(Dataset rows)
--- --- ---

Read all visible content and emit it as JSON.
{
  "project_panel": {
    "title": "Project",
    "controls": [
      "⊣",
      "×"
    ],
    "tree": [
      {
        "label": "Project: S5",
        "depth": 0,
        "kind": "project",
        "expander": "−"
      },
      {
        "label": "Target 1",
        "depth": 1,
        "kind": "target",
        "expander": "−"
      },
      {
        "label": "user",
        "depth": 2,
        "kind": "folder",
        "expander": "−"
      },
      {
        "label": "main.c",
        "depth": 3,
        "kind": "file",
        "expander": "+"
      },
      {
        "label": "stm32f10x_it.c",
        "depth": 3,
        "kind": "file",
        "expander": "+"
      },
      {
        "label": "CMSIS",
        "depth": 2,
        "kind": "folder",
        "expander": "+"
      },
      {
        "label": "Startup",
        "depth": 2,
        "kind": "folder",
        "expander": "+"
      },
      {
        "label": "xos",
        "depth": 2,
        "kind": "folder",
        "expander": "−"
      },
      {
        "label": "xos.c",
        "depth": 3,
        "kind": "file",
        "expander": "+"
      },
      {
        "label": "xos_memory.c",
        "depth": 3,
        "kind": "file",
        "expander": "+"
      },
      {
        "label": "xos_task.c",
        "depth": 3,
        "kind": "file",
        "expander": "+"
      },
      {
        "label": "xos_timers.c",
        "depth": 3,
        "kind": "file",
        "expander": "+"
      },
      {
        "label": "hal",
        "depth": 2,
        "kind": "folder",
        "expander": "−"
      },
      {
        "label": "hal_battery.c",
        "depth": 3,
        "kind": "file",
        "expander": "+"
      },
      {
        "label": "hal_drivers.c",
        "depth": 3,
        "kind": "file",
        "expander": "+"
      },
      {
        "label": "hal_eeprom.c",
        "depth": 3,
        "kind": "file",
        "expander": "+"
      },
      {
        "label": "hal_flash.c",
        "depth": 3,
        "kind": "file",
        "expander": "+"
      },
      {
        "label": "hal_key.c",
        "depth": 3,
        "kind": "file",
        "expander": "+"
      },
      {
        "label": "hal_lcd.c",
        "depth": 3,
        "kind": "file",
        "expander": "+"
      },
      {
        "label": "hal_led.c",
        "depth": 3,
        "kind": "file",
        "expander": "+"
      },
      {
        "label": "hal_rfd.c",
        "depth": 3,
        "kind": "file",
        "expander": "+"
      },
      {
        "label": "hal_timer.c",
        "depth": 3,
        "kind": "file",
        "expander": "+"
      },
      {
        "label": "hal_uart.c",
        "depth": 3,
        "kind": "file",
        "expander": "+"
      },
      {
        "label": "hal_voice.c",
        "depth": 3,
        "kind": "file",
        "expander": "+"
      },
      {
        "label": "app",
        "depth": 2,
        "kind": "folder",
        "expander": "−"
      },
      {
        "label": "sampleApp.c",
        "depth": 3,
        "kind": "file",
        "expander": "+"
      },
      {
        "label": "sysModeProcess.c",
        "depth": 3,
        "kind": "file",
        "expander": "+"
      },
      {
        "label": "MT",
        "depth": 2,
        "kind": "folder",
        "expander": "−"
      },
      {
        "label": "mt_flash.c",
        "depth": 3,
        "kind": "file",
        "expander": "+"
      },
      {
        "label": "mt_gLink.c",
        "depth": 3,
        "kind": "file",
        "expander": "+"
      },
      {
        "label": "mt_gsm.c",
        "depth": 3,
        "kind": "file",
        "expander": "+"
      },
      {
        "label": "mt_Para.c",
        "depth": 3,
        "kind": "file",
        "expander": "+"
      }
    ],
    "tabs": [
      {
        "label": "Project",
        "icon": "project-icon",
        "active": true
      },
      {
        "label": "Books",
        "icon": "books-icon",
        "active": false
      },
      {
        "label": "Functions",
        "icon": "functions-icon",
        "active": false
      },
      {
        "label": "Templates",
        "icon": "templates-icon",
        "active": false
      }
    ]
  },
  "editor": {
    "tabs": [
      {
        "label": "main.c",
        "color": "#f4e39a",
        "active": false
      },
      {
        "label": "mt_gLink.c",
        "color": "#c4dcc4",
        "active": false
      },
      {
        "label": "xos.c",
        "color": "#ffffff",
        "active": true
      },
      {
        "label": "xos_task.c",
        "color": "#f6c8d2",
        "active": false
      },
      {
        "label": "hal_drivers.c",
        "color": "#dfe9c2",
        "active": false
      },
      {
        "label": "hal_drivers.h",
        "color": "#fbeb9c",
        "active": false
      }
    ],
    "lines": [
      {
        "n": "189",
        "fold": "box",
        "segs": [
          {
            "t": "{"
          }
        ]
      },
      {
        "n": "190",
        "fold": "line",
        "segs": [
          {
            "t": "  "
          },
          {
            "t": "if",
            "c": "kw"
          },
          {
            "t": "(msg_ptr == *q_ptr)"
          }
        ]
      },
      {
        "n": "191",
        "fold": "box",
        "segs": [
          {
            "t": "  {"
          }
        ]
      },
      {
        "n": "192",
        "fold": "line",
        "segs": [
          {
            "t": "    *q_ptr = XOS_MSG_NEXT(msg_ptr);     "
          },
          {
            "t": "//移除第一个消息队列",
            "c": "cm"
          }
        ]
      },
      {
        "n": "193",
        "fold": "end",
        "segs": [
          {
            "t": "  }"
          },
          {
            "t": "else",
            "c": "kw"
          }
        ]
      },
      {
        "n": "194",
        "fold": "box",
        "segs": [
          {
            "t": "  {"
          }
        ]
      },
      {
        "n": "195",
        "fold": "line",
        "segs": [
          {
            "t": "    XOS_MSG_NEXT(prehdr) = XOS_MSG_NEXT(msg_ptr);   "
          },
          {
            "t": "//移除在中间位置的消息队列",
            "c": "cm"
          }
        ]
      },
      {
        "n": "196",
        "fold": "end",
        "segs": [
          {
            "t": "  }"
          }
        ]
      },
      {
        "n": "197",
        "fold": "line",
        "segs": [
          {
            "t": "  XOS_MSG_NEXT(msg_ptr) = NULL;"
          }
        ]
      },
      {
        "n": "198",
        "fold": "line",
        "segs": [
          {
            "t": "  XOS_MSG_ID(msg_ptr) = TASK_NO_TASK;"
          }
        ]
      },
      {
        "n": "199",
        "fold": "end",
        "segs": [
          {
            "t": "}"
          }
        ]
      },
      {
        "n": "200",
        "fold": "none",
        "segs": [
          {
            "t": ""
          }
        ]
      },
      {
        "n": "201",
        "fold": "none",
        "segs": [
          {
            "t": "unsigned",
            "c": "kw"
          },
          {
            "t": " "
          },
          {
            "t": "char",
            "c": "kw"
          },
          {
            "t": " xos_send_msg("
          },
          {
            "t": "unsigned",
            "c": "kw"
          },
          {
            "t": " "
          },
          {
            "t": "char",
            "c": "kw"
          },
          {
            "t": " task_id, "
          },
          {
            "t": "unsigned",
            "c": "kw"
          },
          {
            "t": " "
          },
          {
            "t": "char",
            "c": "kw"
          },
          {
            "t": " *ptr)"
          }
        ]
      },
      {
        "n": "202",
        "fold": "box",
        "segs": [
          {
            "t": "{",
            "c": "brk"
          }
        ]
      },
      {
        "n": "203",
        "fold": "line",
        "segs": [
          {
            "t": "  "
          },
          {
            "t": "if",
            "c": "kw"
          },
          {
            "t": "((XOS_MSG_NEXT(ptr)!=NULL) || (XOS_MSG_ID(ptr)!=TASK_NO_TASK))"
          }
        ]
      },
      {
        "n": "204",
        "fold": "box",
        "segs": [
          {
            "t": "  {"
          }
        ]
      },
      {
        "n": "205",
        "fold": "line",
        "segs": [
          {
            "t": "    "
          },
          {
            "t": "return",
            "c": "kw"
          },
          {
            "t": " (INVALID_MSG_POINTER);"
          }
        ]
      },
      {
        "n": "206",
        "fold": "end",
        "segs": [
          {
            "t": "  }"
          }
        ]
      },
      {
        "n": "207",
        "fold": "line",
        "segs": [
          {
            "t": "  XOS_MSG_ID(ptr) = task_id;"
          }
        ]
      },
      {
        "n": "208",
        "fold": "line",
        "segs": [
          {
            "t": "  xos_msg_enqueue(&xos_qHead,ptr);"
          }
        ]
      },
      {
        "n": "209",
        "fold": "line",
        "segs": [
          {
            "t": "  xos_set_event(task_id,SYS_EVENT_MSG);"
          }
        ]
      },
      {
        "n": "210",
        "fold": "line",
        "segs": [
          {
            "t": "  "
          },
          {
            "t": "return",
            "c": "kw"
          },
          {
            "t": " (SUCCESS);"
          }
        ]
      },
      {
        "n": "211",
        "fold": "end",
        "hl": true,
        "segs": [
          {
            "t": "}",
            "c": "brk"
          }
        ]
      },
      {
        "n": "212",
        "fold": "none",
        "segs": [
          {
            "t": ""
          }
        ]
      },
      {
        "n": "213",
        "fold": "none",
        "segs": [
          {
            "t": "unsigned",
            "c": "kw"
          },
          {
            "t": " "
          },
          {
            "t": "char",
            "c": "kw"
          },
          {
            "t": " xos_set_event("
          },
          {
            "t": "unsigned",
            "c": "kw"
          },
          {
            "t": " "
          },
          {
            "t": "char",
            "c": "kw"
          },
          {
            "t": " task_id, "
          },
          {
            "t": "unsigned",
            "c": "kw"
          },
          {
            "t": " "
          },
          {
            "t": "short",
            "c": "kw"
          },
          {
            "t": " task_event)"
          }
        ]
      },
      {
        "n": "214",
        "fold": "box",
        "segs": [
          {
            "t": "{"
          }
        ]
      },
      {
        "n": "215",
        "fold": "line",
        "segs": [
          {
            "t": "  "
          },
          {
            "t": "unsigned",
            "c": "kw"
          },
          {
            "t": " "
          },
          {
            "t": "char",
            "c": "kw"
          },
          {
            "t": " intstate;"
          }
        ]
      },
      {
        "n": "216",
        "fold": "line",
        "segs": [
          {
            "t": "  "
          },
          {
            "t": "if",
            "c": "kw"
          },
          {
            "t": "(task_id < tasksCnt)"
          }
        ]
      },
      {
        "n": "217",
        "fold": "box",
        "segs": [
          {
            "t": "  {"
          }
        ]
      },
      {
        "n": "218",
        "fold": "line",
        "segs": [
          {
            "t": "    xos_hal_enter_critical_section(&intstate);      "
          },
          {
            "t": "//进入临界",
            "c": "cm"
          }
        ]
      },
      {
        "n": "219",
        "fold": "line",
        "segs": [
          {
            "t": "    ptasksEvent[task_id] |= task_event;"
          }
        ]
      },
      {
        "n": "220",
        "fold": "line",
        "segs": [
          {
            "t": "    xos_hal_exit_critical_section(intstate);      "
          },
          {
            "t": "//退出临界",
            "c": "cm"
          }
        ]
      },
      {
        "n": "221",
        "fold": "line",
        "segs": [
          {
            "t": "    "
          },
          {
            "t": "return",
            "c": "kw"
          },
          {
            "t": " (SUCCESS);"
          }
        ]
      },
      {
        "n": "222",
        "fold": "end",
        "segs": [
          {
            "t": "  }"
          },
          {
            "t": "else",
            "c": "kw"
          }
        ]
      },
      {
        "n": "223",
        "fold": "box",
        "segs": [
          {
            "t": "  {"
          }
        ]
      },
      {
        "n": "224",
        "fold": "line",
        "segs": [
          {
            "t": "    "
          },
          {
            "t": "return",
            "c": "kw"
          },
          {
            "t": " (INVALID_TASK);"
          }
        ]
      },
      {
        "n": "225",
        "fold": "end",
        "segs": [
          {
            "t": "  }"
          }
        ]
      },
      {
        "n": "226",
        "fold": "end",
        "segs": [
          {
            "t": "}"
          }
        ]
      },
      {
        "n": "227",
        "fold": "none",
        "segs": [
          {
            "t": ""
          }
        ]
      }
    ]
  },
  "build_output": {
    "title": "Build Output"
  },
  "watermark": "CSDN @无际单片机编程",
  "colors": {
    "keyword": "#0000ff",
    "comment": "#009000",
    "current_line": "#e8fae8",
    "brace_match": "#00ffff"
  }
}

--- --- ---

**THE EXERCISE:**
Return only the number of lines in the data that contain "NULL".

**SOLVED PROBLEM:**
2